* Directions for this task: Below are records. Count every line containing the word "centres" and give the number alone.

* Information provided:
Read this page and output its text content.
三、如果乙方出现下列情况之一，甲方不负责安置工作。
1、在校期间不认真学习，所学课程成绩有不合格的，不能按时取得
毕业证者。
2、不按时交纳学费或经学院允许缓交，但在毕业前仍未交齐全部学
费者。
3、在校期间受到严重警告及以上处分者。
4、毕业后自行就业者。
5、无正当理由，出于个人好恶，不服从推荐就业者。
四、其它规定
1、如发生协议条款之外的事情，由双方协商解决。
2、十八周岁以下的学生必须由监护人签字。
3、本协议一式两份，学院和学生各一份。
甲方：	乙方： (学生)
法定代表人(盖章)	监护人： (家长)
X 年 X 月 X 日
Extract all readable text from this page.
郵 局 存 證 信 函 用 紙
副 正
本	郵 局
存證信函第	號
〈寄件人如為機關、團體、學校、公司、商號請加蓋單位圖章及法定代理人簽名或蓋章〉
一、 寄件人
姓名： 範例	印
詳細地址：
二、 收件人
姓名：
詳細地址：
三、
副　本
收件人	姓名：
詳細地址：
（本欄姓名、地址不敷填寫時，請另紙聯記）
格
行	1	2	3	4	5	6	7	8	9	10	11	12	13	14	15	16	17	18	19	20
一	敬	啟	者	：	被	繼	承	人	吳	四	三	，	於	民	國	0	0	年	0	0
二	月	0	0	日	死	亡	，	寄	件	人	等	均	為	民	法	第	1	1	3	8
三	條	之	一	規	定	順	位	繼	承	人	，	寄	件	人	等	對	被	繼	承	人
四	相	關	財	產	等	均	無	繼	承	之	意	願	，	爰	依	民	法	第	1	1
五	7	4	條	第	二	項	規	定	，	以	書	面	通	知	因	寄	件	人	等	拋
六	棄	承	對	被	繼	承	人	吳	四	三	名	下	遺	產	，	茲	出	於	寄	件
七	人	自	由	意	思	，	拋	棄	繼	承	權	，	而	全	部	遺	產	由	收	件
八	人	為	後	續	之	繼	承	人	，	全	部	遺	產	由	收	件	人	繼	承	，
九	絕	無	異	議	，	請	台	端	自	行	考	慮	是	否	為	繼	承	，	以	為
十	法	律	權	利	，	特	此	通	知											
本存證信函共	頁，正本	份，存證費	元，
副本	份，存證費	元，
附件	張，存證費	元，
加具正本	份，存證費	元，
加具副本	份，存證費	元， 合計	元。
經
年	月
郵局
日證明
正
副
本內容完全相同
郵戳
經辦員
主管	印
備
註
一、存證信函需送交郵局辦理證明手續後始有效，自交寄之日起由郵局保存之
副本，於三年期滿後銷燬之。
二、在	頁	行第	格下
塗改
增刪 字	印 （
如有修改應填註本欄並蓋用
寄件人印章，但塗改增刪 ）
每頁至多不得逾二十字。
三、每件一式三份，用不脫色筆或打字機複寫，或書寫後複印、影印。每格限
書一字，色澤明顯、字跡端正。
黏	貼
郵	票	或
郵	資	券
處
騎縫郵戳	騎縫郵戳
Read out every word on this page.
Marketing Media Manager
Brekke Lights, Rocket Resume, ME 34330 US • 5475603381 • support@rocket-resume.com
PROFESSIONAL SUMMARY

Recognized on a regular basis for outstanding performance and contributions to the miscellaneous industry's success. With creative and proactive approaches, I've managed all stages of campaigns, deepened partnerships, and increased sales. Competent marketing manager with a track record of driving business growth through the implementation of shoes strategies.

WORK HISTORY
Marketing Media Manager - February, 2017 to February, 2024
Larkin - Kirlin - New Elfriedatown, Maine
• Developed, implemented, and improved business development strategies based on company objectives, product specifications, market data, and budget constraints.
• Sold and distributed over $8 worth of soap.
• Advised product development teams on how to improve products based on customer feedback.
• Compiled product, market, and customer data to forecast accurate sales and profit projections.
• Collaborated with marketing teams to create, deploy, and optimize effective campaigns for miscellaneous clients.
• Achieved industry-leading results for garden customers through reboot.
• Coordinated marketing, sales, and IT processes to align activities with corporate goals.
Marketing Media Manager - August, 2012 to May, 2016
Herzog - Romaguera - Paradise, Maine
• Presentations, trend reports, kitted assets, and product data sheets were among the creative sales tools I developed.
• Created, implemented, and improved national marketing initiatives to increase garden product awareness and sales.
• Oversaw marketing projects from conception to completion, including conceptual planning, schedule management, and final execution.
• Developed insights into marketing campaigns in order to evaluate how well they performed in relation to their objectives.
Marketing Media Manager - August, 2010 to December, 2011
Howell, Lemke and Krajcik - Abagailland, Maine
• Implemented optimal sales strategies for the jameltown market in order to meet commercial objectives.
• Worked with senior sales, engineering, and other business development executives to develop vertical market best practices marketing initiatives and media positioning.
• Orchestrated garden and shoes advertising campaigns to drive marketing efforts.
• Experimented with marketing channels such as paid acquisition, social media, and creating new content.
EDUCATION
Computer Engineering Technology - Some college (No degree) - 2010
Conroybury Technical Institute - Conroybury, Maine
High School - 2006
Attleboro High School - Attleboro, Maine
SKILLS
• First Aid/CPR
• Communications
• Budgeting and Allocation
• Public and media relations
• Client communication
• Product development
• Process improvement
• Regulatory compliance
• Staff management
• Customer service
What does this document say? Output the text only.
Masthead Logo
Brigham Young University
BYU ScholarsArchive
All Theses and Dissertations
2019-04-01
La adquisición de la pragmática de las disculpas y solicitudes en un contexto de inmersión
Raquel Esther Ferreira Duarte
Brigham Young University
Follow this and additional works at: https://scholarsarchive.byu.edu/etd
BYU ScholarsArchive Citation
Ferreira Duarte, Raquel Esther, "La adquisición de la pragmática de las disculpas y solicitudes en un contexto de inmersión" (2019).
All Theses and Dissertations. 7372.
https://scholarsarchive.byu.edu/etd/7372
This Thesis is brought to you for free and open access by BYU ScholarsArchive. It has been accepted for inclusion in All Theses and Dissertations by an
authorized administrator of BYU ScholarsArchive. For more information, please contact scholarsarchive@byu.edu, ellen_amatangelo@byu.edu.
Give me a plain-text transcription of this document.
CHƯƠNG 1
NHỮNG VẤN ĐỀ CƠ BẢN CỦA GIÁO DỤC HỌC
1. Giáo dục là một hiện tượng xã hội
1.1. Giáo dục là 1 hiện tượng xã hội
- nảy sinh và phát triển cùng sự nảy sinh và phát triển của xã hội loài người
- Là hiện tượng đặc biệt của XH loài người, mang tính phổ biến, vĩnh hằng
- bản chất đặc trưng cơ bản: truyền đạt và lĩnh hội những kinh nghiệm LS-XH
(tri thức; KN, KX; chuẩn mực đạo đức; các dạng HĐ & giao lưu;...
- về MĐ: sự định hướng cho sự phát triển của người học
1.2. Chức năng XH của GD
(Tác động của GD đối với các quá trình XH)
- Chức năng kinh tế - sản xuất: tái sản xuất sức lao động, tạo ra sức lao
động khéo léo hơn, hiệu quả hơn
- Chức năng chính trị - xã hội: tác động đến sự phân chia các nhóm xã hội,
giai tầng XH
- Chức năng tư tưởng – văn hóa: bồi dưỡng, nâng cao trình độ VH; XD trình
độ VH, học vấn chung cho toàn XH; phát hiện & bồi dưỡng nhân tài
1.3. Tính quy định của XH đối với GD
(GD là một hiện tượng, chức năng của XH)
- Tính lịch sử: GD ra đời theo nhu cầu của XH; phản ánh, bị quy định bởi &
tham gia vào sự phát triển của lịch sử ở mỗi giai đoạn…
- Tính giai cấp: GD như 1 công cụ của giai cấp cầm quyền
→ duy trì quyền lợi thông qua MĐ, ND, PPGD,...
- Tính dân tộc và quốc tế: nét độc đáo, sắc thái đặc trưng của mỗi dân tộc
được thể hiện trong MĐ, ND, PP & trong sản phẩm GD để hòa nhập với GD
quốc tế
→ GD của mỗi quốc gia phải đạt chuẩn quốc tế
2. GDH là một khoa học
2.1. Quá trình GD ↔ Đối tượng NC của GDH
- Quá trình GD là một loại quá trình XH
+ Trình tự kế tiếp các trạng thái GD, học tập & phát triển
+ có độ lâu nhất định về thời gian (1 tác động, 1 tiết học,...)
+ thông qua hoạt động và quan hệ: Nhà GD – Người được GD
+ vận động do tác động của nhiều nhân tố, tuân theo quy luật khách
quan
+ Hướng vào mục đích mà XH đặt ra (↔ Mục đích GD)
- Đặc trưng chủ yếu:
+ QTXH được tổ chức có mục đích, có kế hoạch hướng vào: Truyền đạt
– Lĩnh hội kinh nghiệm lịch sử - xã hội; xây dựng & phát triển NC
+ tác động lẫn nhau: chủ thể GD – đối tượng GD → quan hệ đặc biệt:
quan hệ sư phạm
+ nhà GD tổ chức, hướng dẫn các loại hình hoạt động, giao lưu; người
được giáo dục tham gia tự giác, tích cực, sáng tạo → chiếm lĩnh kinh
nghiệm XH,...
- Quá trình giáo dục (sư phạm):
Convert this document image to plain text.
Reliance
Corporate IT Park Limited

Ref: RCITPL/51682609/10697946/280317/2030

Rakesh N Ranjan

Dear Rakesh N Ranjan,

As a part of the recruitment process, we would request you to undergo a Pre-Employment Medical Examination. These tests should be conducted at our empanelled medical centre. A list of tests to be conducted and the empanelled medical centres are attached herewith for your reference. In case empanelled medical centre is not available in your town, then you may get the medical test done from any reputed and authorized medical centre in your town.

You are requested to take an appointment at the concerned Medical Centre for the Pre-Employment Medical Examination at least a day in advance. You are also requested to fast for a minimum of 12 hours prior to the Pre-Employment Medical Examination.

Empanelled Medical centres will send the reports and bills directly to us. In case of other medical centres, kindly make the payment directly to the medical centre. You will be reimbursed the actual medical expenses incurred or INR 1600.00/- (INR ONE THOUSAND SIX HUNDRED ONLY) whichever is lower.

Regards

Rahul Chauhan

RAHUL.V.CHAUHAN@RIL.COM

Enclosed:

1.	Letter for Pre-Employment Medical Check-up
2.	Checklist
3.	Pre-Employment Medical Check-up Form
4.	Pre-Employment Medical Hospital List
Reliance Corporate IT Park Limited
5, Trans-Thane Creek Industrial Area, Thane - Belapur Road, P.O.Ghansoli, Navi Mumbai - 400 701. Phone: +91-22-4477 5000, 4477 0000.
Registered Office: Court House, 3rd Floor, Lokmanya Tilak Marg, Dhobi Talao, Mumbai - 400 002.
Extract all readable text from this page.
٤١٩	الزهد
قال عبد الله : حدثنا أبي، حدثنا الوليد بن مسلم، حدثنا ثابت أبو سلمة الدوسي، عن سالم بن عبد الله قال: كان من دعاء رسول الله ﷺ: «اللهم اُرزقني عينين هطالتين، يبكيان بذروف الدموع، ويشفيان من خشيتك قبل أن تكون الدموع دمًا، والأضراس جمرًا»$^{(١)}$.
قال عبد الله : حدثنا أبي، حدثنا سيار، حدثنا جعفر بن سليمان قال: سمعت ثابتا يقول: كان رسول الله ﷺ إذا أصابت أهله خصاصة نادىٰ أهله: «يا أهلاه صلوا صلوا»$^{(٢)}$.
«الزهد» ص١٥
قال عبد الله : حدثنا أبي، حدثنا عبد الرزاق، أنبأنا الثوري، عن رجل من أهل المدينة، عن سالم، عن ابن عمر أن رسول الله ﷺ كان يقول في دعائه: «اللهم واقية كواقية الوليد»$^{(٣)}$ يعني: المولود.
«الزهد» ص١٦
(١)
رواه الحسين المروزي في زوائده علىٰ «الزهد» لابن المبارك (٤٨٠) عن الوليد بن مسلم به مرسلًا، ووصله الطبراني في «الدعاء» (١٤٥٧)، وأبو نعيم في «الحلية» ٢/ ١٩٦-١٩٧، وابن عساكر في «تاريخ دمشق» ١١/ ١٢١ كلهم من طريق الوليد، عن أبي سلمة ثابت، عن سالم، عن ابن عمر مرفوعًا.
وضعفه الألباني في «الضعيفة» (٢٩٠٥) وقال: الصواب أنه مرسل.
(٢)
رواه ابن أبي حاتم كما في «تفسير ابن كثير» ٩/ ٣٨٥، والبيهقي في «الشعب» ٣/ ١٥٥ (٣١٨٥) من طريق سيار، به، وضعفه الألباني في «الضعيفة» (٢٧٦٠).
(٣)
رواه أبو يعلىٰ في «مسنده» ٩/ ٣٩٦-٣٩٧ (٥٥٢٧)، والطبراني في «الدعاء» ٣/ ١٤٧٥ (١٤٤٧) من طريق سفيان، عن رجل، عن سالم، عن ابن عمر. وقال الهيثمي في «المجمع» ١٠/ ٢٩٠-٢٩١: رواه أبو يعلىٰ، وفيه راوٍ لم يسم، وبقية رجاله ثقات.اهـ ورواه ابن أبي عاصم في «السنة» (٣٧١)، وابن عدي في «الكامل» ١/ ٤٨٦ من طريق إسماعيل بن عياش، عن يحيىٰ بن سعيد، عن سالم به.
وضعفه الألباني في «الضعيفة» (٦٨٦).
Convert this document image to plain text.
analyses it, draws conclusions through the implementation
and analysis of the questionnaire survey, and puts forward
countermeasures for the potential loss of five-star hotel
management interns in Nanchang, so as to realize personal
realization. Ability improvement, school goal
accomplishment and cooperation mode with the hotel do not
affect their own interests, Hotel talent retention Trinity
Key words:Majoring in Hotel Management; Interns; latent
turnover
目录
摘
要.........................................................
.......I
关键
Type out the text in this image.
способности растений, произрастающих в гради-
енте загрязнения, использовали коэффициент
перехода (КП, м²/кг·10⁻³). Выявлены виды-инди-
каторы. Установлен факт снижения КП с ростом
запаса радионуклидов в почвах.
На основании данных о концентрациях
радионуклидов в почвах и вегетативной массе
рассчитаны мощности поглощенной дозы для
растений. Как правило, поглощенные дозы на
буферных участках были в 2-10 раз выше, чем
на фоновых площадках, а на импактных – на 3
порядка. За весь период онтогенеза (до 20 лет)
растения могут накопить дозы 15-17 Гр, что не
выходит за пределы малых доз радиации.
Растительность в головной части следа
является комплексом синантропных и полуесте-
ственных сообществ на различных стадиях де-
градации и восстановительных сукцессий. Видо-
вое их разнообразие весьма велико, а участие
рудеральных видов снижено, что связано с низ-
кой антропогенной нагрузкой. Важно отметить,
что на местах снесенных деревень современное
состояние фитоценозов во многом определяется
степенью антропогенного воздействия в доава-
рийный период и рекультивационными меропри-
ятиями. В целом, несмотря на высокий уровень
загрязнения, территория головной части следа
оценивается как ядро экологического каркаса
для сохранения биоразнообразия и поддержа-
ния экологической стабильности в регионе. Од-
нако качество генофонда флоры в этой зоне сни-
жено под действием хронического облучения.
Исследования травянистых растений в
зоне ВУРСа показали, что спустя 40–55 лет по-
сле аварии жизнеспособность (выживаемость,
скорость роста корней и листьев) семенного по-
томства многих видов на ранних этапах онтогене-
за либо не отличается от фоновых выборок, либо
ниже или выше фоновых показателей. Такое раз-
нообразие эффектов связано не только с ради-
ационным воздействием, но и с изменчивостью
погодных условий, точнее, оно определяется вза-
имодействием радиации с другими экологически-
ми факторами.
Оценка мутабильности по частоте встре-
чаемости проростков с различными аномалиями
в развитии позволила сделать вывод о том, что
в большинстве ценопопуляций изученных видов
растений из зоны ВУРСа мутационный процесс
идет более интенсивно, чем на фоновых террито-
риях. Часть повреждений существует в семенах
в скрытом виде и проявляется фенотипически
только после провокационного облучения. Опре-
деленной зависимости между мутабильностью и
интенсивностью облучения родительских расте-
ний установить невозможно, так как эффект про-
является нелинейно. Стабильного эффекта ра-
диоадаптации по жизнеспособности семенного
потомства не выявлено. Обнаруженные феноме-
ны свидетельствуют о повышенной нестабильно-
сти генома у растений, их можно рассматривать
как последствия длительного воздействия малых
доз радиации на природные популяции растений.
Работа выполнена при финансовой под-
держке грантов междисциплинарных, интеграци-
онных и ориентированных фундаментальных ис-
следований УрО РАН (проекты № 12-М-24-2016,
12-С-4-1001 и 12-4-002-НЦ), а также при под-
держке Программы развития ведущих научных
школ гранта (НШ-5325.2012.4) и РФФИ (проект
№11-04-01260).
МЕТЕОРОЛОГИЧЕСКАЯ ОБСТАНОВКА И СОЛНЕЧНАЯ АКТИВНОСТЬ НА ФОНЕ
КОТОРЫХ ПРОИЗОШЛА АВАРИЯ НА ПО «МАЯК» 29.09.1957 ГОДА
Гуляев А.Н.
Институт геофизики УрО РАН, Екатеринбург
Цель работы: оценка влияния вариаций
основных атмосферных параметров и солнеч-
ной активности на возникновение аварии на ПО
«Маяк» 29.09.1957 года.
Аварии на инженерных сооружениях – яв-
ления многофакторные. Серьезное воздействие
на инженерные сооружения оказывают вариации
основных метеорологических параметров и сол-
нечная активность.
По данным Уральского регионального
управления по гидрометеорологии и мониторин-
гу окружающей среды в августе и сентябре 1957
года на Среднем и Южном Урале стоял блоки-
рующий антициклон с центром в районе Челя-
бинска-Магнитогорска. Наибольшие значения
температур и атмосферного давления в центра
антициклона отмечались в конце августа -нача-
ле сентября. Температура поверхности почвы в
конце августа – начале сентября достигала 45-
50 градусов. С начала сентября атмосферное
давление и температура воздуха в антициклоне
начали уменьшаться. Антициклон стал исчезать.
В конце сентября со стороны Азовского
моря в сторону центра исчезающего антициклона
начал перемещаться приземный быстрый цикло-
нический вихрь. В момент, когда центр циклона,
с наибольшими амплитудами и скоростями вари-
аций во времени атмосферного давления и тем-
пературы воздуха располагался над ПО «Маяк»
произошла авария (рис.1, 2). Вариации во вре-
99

* Task output: 2